## Exercise
Count every line that has "name" in it and give the total, nothing more.

## Entries provided
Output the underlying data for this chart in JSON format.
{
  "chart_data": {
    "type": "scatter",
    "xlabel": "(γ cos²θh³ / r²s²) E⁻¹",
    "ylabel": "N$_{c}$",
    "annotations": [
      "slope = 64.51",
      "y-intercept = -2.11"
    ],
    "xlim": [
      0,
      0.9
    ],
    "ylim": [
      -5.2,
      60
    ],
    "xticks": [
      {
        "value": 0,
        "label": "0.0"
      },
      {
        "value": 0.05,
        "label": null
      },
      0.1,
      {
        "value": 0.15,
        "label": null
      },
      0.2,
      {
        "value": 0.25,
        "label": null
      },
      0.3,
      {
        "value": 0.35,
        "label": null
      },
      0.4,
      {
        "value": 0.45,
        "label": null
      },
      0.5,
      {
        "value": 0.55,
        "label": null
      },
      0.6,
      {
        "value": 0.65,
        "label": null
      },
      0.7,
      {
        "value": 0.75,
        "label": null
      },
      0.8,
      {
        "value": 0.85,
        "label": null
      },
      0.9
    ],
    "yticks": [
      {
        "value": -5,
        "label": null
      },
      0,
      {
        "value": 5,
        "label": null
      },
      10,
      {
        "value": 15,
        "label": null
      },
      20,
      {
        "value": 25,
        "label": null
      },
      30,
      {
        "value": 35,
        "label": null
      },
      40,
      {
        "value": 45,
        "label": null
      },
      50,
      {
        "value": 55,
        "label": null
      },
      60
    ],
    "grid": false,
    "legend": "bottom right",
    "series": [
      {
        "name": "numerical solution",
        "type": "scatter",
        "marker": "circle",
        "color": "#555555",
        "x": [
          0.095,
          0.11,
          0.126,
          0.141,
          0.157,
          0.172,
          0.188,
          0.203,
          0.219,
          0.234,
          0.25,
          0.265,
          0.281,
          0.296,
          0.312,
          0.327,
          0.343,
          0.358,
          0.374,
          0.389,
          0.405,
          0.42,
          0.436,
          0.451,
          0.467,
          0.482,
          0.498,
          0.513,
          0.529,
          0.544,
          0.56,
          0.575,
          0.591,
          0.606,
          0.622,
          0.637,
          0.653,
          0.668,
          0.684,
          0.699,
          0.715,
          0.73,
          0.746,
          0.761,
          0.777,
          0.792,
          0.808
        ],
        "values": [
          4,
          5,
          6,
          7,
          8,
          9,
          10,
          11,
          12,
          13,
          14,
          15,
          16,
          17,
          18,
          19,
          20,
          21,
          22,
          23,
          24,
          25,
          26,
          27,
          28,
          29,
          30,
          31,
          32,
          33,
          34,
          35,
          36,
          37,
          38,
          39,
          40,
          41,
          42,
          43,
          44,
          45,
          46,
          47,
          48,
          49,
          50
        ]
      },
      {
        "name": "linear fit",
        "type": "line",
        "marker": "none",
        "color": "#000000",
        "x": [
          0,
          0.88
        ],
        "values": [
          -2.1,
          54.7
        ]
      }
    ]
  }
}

## Final answer
2